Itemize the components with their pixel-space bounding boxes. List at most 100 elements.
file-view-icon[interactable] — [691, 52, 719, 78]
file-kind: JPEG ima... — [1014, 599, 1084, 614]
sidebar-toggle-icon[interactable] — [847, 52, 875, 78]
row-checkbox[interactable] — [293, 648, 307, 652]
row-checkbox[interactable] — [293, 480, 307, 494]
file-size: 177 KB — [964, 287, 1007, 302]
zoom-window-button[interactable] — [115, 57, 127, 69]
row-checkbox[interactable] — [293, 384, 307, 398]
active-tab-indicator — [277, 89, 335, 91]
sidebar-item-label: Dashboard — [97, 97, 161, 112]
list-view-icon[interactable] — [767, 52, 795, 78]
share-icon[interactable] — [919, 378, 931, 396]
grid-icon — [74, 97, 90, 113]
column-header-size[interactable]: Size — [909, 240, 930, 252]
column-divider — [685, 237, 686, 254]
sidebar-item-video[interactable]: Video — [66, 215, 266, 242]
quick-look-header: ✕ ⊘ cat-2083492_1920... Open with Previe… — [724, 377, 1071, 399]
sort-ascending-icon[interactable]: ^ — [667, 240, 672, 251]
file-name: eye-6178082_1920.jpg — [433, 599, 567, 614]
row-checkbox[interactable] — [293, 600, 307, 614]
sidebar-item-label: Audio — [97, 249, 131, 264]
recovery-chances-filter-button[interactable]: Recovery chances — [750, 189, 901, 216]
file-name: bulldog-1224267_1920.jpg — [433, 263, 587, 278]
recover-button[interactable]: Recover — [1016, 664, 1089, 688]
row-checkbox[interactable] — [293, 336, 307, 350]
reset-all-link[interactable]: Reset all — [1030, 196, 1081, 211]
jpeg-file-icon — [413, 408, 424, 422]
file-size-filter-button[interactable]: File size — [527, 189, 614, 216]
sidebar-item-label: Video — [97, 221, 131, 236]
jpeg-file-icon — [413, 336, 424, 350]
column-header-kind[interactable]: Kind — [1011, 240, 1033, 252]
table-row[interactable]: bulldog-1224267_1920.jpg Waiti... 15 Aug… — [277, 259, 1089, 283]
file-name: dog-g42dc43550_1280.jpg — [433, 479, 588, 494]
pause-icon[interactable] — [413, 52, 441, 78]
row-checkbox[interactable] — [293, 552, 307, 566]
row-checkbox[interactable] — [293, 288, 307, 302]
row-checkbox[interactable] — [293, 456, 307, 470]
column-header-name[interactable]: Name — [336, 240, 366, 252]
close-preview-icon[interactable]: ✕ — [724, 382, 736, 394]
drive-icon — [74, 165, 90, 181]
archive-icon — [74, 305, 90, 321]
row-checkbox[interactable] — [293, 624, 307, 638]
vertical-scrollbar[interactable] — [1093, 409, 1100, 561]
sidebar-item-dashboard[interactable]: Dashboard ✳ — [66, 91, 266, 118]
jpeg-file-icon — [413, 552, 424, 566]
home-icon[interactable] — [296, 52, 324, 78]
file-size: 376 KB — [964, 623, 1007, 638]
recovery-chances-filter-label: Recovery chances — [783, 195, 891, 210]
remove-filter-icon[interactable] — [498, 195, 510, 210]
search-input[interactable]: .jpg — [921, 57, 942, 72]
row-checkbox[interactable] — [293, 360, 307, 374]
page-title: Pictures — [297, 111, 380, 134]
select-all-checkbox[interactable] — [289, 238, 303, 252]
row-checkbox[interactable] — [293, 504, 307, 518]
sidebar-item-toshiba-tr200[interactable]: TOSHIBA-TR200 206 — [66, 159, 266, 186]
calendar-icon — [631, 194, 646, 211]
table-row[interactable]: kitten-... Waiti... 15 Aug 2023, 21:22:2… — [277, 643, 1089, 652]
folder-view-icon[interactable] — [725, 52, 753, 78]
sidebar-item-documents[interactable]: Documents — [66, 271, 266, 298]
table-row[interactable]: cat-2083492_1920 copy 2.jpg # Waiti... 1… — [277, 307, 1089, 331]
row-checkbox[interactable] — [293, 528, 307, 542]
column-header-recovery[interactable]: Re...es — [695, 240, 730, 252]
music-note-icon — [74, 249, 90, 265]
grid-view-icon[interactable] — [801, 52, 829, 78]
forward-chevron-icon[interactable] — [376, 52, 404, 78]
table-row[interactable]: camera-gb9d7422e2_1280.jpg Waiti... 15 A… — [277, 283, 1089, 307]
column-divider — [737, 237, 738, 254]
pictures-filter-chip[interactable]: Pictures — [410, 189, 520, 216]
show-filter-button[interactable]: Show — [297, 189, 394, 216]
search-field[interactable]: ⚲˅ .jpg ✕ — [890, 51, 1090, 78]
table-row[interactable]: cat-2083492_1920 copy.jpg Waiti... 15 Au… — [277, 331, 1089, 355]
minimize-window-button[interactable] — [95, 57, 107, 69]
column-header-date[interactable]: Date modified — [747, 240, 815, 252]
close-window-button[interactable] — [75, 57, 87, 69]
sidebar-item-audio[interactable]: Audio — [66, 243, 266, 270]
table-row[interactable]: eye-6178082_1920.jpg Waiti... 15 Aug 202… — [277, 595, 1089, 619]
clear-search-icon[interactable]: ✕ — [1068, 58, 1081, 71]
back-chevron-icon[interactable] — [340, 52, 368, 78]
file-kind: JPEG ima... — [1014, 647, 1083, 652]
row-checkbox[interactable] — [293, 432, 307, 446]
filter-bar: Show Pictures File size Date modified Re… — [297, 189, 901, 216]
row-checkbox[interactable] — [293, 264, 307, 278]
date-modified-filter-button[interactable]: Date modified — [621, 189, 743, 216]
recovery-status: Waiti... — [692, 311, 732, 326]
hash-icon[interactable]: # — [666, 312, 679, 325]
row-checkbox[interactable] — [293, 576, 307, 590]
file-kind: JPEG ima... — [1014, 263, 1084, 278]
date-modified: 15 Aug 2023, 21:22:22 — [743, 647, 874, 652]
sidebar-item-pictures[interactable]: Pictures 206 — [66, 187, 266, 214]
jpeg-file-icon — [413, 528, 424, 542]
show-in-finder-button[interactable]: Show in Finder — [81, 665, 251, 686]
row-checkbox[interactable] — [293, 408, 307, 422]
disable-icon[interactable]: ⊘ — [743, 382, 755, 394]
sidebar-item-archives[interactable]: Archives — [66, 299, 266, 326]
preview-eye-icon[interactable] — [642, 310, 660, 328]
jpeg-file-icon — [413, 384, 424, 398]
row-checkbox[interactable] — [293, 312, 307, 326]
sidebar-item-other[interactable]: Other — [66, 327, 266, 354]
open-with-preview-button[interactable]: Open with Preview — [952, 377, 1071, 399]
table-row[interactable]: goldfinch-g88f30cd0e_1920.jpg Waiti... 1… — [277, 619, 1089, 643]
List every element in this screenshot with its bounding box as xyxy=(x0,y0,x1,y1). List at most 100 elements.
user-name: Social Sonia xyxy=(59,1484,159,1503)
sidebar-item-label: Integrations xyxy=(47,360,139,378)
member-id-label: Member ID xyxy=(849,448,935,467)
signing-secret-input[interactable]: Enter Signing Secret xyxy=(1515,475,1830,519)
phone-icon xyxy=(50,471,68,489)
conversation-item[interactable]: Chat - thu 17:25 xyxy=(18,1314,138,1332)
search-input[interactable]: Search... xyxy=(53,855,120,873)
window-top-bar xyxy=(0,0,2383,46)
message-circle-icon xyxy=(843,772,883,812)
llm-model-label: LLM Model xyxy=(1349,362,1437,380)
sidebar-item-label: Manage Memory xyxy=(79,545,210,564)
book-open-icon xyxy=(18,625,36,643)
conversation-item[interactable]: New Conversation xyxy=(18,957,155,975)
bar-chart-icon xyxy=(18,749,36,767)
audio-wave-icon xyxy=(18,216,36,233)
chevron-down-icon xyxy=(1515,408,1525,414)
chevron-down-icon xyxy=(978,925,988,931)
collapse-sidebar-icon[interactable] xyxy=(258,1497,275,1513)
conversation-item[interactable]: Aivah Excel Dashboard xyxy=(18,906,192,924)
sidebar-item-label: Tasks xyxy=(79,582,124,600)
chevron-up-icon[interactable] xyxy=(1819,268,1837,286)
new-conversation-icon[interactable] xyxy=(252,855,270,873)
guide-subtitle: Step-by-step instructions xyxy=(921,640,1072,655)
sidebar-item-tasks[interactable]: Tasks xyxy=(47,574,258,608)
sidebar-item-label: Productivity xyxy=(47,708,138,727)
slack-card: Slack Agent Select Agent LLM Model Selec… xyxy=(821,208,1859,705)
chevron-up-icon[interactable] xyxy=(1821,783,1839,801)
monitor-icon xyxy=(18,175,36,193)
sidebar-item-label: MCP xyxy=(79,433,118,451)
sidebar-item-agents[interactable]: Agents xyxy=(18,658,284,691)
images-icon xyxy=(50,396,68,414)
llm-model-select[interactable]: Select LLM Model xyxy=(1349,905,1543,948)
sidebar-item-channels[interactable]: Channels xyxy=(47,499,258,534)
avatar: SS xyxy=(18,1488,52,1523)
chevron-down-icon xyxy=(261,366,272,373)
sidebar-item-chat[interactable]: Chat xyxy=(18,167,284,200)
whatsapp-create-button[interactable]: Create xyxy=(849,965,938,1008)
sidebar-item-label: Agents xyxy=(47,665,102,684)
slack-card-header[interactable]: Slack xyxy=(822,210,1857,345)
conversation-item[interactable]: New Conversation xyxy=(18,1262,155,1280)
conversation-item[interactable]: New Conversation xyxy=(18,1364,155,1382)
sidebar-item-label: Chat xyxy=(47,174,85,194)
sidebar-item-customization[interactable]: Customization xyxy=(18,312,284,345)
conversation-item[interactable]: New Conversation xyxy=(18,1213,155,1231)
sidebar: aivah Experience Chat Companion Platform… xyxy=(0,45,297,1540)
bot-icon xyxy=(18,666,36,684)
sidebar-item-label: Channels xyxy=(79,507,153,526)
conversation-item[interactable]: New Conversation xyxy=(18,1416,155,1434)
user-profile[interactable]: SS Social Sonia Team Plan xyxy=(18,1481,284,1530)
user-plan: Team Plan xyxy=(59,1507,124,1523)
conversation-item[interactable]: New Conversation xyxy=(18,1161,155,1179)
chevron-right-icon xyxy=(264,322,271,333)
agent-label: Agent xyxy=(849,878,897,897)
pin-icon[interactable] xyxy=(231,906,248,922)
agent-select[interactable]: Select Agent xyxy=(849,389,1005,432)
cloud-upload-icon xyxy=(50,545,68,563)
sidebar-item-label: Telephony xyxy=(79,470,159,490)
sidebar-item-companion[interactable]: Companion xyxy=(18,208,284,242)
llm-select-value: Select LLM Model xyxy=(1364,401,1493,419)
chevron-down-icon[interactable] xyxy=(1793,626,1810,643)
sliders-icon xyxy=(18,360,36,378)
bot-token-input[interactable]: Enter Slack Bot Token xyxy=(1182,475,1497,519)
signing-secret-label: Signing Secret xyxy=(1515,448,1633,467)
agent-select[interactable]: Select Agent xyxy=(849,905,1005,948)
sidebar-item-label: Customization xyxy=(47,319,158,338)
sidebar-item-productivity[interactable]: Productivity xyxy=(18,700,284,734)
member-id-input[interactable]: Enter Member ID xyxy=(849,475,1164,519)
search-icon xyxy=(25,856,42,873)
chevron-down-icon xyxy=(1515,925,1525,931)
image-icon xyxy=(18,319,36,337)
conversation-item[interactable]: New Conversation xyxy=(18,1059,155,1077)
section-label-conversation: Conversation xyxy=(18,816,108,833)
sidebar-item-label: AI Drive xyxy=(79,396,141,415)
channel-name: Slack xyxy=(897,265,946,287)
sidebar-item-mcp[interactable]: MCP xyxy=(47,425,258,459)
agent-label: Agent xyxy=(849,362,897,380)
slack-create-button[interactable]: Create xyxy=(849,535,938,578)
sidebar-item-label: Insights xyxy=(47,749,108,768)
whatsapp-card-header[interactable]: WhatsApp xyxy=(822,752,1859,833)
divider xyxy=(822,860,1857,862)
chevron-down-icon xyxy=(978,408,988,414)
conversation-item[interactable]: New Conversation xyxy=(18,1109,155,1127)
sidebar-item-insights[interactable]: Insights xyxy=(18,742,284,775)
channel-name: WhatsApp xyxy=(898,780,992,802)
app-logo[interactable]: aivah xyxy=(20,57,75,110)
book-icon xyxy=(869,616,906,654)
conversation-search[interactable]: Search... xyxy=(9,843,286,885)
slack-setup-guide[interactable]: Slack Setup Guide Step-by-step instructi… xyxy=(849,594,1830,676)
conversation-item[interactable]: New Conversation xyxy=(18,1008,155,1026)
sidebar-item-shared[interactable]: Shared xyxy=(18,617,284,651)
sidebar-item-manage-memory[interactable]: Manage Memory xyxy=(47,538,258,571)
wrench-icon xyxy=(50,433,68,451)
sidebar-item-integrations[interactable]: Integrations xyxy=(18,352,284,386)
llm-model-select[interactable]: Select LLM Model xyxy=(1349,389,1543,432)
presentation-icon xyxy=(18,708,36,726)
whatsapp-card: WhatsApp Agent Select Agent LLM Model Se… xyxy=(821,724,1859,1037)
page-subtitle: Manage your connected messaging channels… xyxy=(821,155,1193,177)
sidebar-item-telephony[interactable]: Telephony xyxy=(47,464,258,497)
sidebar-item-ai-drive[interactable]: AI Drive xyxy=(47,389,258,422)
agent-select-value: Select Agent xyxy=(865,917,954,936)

□ □ □

TO DO: Reproduce the records word for word, from their first line through the line that contains "pause-icon[interactable] — [413, 52, 441, 78]", both included.

FULL ANSWER:
Itemize the components with their pixel-space bounding boxes. List at most 100 elements.
file-view-icon[interactable] — [691, 52, 719, 78]
file-kind: JPEG ima... — [1014, 599, 1084, 614]
sidebar-toggle-icon[interactable] — [847, 52, 875, 78]
row-checkbox[interactable] — [293, 648, 307, 652]
row-checkbox[interactable] — [293, 480, 307, 494]
file-size: 177 KB — [964, 287, 1007, 302]
zoom-window-button[interactable] — [115, 57, 127, 69]
row-checkbox[interactable] — [293, 384, 307, 398]
active-tab-indicator — [277, 89, 335, 91]
sidebar-item-label: Dashboard — [97, 97, 161, 112]
list-view-icon[interactable] — [767, 52, 795, 78]
share-icon[interactable] — [919, 378, 931, 396]
grid-icon — [74, 97, 90, 113]
column-header-size[interactable]: Size — [909, 240, 930, 252]
column-divider — [685, 237, 686, 254]
sidebar-item-video[interactable]: Video — [66, 215, 266, 242]
quick-look-header: ✕ ⊘ cat-2083492_1920... Open with Previe… — [724, 377, 1071, 399]
sort-ascending-icon[interactable]: ^ — [667, 240, 672, 251]
file-name: eye-6178082_1920.jpg — [433, 599, 567, 614]
row-checkbox[interactable] — [293, 600, 307, 614]
sidebar-item-label: Audio — [97, 249, 131, 264]
recovery-chances-filter-button[interactable]: Recovery chances — [750, 189, 901, 216]
file-name: bulldog-1224267_1920.jpg — [433, 263, 587, 278]
recover-button[interactable]: Recover — [1016, 664, 1089, 688]
row-checkbox[interactable] — [293, 336, 307, 350]
reset-all-link[interactable]: Reset all — [1030, 196, 1081, 211]
jpeg-file-icon — [413, 408, 424, 422]
file-size-filter-button[interactable]: File size — [527, 189, 614, 216]
sidebar-item-label: Video — [97, 221, 131, 236]
jpeg-file-icon — [413, 336, 424, 350]
column-header-kind[interactable]: Kind — [1011, 240, 1033, 252]
table-row[interactable]: bulldog-1224267_1920.jpg Waiti... 15 Aug… — [277, 259, 1089, 283]
file-name: dog-g42dc43550_1280.jpg — [433, 479, 588, 494]
pause-icon[interactable] — [413, 52, 441, 78]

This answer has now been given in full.